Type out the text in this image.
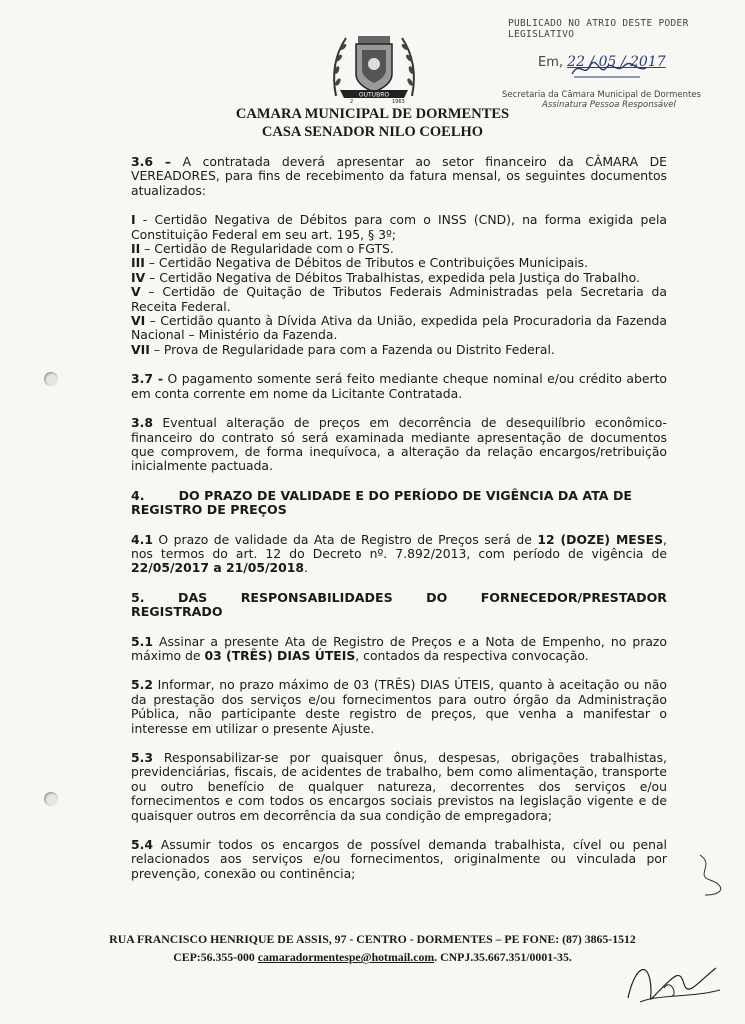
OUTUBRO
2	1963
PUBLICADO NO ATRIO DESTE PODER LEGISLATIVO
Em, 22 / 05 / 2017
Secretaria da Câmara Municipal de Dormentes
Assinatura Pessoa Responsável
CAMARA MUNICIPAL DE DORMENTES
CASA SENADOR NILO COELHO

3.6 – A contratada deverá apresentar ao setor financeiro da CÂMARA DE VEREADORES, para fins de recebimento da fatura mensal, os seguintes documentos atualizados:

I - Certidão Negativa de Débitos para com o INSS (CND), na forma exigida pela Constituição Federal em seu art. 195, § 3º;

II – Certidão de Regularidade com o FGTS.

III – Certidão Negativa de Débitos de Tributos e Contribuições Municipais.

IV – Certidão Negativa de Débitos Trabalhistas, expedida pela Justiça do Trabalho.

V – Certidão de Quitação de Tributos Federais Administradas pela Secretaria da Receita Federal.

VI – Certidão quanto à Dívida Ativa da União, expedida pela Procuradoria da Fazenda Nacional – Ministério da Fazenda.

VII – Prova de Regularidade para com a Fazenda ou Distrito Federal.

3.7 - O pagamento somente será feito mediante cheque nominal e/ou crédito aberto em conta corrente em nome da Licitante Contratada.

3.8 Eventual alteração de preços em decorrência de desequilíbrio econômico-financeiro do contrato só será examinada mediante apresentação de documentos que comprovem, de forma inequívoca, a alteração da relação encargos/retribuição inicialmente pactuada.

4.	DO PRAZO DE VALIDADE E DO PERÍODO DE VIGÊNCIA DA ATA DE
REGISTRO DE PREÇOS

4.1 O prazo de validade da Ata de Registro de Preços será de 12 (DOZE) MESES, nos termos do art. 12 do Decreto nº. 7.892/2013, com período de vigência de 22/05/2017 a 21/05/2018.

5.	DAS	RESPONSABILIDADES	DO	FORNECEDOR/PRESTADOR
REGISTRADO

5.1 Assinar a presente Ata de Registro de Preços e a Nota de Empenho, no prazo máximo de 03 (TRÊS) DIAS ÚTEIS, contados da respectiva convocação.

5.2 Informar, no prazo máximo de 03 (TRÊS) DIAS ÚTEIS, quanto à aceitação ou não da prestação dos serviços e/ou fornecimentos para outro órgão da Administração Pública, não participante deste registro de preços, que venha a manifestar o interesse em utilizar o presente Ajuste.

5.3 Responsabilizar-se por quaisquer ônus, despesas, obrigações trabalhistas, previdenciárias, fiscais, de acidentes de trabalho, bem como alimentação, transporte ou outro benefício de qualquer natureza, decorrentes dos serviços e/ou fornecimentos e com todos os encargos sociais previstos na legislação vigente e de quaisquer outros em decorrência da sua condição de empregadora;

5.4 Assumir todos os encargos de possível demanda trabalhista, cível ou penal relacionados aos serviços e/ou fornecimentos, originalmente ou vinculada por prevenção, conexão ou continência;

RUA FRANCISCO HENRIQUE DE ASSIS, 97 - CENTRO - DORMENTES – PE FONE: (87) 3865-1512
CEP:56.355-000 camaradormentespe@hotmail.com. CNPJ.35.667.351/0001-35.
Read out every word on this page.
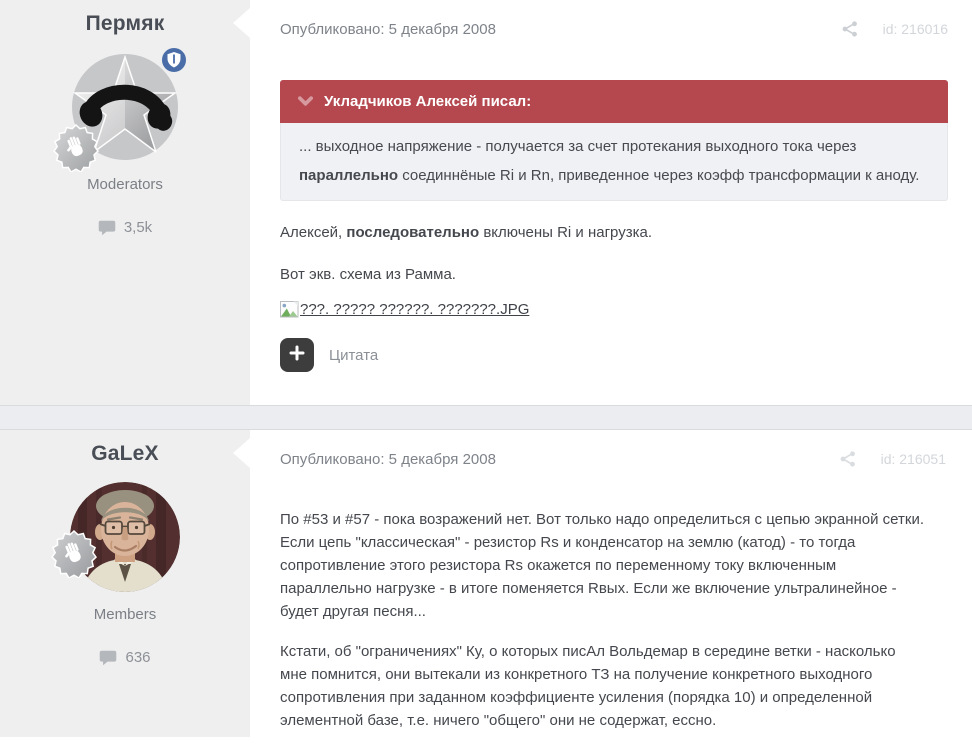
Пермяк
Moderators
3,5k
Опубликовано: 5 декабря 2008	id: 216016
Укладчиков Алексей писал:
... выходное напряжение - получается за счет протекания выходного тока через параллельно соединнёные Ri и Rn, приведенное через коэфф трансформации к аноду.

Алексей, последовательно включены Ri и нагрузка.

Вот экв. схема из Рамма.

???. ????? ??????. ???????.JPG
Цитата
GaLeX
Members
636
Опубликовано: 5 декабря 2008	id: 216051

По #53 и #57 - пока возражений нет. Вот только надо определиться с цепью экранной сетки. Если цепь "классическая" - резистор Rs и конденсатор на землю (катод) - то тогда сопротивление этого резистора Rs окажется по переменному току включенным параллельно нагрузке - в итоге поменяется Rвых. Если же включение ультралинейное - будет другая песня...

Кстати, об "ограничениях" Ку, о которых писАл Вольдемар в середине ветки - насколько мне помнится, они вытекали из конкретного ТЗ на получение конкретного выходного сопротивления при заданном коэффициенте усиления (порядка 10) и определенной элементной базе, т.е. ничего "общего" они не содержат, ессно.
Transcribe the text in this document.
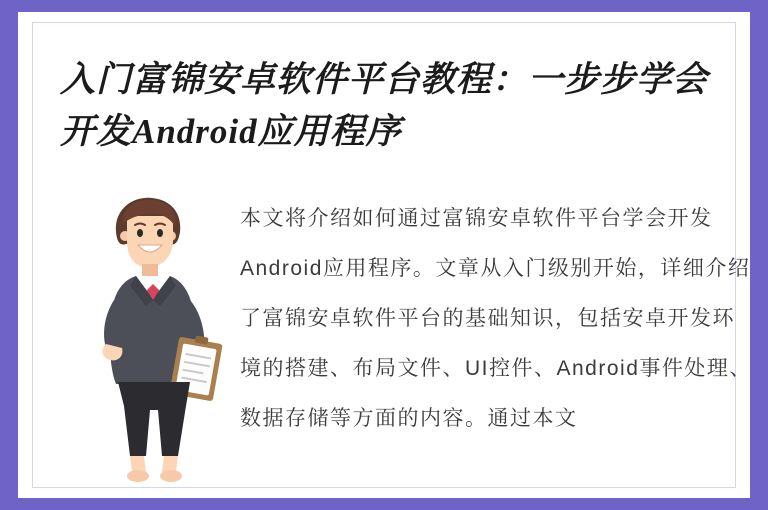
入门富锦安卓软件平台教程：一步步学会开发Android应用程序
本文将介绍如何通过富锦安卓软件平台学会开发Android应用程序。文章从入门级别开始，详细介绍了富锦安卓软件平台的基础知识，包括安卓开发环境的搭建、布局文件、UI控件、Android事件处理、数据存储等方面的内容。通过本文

EXERCISE DESCRIPTION -
The pictures stay out; repeat exactly the lines from the one with "Transcribe the text in this document." to the end of the entries above, and nothing else.

WRITTEN REPLY -
Transcribe the text in this document.
入门富锦安卓软件平台教程：一步步学会开发Android应用程序
本文将介绍如何通过富锦安卓软件平台学会开发Android应用程序。文章从入门级别开始，详细介绍了富锦安卓软件平台的基础知识，包括安卓开发环境的搭建、布局文件、UI控件、Android事件处理、数据存储等方面的内容。通过本文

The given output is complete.